══ Provided records
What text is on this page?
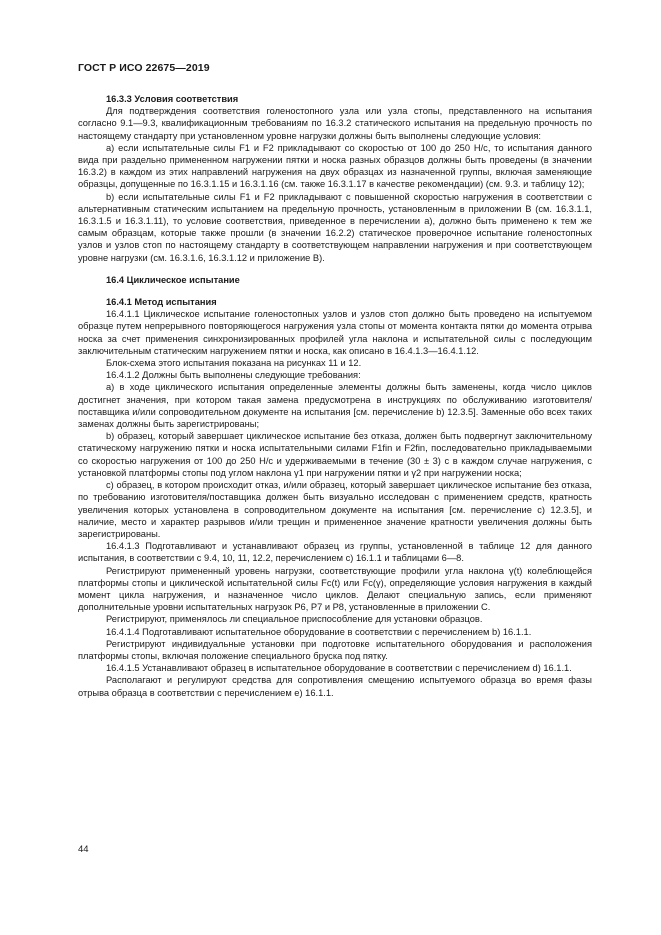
ГОСТ Р ИСО 22675—2019

16.3.3 Условия соответствия

Для подтверждения соответствия голеностопного узла или узла стопы, представленного на испытания согласно 9.1—9.3, квалификационным требованиям по 16.3.2 статического испытания на предельную прочность по настоящему стандарту при установленном уровне нагрузки должны быть выполнены следующие условия:

а) если испытательные силы F1 и F2 прикладывают со скоростью от 100 до 250 Н/с, то испытания данного вида при раздельно примененном нагружении пятки и носка разных образцов должны быть проведены (в значении 16.3.2) в каждом из этих направлений нагружения на двух образцах из назначенной группы, включая заменяющие образцы, допущенные по 16.3.1.15 и 16.3.1.16 (см. также 16.3.1.17 в качестве рекомендации) (см. 9.3. и таблицу 12);

b) если испытательные силы F1 и F2 прикладывают с повышенной скоростью нагружения в соответствии с альтернативным статическим испытанием на предельную прочность, установленным в приложении В (см. 16.3.1.1, 16.3.1.5 и 16.3.1.11), то условие соответствия, приведенное в перечислении а), должно быть применено к тем же самым образцам, которые также прошли (в значении 16.2.2) статическое проверочное испытание голеностопных узлов и узлов стоп по настоящему стандарту в соответствующем направлении нагружения и при соответствующем уровне нагрузки (см. 16.3.1.6, 16.3.1.12 и приложение В).

16.4 Циклическое испытание

16.4.1 Метод испытания

16.4.1.1 Циклическое испытание голеностопных узлов и узлов стоп должно быть проведено на испытуемом образце путем непрерывного повторяющегося нагружения узла стопы от момента контакта пятки до момента отрыва носка за счет применения синхронизированных профилей угла наклона и испытательной силы с последующим заключительным статическим нагружением пятки и носка, как описано в 16.4.1.3—16.4.1.12.

Блок-схема этого испытания показана на рисунках 11 и 12.

16.4.1.2 Должны быть выполнены следующие требования:

а) в ходе циклического испытания определенные элементы должны быть заменены, когда число циклов достигнет значения, при котором такая замена предусмотрена в инструкциях по обслуживанию изготовителя/поставщика и/или сопроводительном документе на испытания [см. перечисление b) 12.3.5]. Заменные обо всех таких заменах должны быть зарегистрированы;

b) образец, который завершает циклическое испытание без отказа, должен быть подвергнут заключительному статическому нагружению пятки и носка испытательными силами F1fin и F2fin, последовательно прикладываемыми со скоростью нагружения от 100 до 250 Н/с и удерживаемыми в течение (30 ± 3) с в каждом случае нагружения, с установкой платформы стопы под углом наклона γ1 при нагружении пятки и γ2 при нагружении носка;

с) образец, в котором происходит отказ, и/или образец, который завершает циклическое испытание без отказа, по требованию изготовителя/поставщика должен быть визуально исследован с применением средств, кратность увеличения которых установлена в сопроводительном документе на испытания [см. перечисление с) 12.3.5], и наличие, место и характер разрывов и/или трещин и примененное значение кратности увеличения должны быть зарегистрированы.

16.4.1.3 Подготавливают и устанавливают образец из группы, установленной в таблице 12 для данного испытания, в соответствии с 9.4, 10, 11, 12.2, перечислением с) 16.1.1 и таблицами 6—8.

Регистрируют примененный уровень нагрузки, соответствующие профили угла наклона γ(t) колеблющейся платформы стопы и циклической испытательной силы Fc(t) или Fc(γ), определяющие условия нагружения в каждый момент цикла нагружения, и назначенное число циклов. Делают специальную запись, если применяют дополнительные уровни испытательных нагрузок Р6, Р7 и Р8, установленные в приложении С.

Регистрируют, применялось ли специальное приспособление для установки образцов.

16.4.1.4 Подготавливают испытательное оборудование в соответствии с перечислением b) 16.1.1.

Регистрируют индивидуальные установки при подготовке испытательного оборудования и расположения платформы стопы, включая положение специального бруска под пятку.

16.4.1.5 Устанавливают образец в испытательное оборудование в соответствии с перечислением d) 16.1.1.

Располагают и регулируют средства для сопротивления смещению испытуемого образца во время фазы отрыва образца в соответствии с перечислением е) 16.1.1.

44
════
● Goal of the exercise: Track down the lines that include the word "котором" and copy them.

● Exercise answer:
а) в ходе циклического испытания определенные элементы должны быть заменены, когда число циклов достигнет значения, при котором такая замена предусмотрена в инструкциях по обслуживанию изготовителя/поставщика и/или сопроводительном документе на испытания [см. перечисление b) 12.3.5]. Заменные обо всех таких заменах должны быть зарегистрированы;
с) образец, в котором происходит отказ, и/или образец, который завершает циклическое испытание без отказа, по требованию изготовителя/поставщика должен быть визуально исследован с применением средств, кратность увеличения которых установлена в сопроводительном документе на испытания [см. перечисление с) 12.3.5], и наличие, место и характер разрывов и/или трещин и примененное значение кратности увеличения должны быть зарегистрированы.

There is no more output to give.